> Task prompt:
Search the data for the word "Staphylococcus" and copy out every line that has it.

> Records for this task:
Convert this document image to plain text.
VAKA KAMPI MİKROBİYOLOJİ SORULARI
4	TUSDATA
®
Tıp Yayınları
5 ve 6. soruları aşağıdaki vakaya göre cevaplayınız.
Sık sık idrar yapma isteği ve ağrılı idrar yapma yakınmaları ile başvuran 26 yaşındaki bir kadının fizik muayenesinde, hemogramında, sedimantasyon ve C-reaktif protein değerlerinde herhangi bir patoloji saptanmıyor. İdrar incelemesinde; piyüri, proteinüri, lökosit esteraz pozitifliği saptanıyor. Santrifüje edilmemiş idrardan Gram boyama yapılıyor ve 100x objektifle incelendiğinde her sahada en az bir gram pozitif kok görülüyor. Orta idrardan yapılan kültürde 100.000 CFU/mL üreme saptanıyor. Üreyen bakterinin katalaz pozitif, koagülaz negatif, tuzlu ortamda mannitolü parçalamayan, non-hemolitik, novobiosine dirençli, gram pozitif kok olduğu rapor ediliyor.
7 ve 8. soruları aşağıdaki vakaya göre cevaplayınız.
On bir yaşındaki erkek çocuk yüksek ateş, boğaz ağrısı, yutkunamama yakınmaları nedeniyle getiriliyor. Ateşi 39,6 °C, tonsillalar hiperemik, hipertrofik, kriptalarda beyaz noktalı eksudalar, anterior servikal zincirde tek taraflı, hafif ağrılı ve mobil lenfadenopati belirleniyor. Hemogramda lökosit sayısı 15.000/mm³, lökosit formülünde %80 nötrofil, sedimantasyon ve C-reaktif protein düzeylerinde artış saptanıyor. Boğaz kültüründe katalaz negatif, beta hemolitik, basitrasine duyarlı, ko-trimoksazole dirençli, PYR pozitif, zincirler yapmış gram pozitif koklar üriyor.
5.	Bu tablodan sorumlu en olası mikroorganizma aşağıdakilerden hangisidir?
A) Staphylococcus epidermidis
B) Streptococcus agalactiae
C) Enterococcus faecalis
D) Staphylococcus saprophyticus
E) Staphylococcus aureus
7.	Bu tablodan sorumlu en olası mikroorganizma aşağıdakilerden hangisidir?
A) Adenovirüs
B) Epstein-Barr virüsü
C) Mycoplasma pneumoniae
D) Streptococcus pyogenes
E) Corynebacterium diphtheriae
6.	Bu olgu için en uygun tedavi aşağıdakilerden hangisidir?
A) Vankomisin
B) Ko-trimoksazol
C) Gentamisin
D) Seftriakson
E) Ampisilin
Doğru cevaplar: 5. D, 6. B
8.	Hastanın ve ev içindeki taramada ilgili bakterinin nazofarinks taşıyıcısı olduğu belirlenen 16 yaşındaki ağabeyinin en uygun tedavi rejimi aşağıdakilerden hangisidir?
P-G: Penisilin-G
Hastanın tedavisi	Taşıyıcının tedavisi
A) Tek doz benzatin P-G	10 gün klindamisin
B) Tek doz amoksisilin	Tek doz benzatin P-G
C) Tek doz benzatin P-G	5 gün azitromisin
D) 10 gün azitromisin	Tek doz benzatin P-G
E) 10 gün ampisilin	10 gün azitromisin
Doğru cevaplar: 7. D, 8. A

> Result:
A) Staphylococcus epidermidis
D) Staphylococcus saprophyticus
E) Staphylococcus aureus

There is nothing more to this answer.